Look through the records that follow. Copy every line containing the word "konverteres".

═════ PROVIDED DATA ═════

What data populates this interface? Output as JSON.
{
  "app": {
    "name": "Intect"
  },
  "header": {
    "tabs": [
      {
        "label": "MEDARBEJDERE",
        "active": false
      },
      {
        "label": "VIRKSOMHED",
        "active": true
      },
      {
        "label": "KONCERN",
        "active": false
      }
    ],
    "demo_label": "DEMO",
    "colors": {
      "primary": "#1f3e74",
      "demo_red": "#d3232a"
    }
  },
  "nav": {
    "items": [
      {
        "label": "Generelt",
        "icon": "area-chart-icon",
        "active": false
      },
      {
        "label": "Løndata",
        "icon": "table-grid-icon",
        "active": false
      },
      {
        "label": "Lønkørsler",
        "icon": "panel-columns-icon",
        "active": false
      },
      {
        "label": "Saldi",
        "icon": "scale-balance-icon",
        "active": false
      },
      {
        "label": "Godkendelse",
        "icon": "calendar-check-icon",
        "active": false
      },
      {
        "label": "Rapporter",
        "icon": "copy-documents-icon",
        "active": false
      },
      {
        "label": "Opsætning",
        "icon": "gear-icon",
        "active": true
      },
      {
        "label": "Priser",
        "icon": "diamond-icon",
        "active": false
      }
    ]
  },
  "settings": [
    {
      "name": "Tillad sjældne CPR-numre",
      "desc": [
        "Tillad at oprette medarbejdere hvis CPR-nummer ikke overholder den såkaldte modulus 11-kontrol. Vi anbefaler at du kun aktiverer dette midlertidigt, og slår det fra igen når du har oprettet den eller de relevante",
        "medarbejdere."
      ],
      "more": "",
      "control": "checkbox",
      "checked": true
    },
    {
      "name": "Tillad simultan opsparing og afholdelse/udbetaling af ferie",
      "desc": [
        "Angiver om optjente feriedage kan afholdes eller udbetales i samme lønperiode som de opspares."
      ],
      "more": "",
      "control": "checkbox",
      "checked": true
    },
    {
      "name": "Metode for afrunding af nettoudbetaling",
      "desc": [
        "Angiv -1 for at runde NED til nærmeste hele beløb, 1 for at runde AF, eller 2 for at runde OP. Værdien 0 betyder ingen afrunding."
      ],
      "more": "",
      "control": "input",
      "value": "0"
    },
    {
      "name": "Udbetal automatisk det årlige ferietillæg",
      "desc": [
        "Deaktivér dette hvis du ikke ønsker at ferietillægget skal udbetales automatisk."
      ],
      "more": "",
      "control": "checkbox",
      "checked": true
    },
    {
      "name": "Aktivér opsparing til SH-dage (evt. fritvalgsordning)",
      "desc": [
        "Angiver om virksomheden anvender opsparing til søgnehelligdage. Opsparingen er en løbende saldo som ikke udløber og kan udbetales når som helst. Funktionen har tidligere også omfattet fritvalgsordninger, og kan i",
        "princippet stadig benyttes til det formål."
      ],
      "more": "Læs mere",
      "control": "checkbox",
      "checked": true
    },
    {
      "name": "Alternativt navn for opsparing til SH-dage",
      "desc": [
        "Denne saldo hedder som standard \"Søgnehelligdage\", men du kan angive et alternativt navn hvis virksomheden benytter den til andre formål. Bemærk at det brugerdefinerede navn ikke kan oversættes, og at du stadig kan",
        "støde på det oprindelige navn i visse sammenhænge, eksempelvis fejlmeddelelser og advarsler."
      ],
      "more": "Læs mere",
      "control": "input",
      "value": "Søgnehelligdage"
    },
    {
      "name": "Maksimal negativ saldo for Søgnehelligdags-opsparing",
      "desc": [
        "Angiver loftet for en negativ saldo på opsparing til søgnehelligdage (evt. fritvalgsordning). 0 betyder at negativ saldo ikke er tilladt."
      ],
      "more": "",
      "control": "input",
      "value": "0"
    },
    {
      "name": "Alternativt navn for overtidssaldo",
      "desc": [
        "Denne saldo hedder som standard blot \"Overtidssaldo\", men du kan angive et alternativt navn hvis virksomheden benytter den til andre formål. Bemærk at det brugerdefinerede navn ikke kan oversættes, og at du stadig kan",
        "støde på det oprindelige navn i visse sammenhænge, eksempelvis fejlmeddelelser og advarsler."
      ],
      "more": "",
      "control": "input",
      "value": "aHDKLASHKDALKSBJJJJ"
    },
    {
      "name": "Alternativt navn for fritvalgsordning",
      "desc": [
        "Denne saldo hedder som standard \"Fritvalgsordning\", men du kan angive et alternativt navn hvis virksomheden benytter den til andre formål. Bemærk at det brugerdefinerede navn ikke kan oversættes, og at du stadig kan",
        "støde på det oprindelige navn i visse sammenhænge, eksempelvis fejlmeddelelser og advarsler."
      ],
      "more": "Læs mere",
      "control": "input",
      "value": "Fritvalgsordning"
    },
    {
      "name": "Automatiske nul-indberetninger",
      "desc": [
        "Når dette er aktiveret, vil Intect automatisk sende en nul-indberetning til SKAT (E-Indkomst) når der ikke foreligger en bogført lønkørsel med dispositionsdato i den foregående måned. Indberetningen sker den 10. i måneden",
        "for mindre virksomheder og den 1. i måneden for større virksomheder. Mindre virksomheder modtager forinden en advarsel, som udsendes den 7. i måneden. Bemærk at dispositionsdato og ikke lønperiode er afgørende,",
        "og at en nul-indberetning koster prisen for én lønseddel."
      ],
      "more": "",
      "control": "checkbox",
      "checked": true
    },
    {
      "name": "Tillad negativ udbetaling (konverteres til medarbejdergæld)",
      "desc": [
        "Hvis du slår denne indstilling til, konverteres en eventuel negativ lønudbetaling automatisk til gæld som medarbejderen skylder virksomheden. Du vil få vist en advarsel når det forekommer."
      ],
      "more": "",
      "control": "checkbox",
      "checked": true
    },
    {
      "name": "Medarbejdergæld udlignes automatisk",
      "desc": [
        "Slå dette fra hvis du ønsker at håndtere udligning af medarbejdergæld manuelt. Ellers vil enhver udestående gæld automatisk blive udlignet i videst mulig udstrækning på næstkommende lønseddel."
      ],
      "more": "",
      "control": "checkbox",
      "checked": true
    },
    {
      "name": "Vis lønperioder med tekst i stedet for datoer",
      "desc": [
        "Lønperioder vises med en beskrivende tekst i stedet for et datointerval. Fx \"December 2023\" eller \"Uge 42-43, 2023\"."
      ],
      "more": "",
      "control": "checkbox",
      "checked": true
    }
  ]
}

═════

• RESPONSE TO THIS TASK:
      "name": "Tillad negativ udbetaling (konverteres til medarbejdergæld)",
        "Hvis du slår denne indstilling til, konverteres en eventuel negativ lønudbetaling automatisk til gæld som medarbejderen skylder virksomheden. Du vil få vist en advarsel når det forekommer."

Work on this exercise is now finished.